■ **WORK TO BE COMPLETED**
Scan the entries below and extract each line with the word "like" in it.

Dataset records:

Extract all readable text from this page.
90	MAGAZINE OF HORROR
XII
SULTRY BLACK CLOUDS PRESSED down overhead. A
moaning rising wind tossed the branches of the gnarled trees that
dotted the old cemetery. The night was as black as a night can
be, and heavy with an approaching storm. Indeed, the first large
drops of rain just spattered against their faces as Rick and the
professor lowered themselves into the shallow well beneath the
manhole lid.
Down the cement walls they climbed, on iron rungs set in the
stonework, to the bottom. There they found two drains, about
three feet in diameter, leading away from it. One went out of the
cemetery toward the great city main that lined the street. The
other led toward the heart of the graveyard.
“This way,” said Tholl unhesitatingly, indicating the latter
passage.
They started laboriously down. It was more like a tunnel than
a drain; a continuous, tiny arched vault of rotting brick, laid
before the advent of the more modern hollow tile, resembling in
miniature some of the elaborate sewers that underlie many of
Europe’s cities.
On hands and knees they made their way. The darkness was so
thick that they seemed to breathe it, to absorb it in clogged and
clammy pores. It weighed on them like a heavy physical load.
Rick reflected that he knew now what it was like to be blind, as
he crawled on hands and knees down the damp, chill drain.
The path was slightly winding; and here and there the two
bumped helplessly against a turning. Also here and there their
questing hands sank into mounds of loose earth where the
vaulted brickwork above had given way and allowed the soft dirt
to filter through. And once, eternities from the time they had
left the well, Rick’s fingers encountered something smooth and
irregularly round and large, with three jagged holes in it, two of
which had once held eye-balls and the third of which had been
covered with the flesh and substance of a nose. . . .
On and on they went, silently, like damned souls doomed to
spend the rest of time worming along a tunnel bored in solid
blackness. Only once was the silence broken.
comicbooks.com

■ **ANSWER FOR THE TASK**
They started laboriously down. It was more like a tunnel than
clammy pores. It weighed on them like a heavy physical load.
Rick reflected that he knew now what it was like to be blind, as
On and on they went, silently, like damned souls doomed to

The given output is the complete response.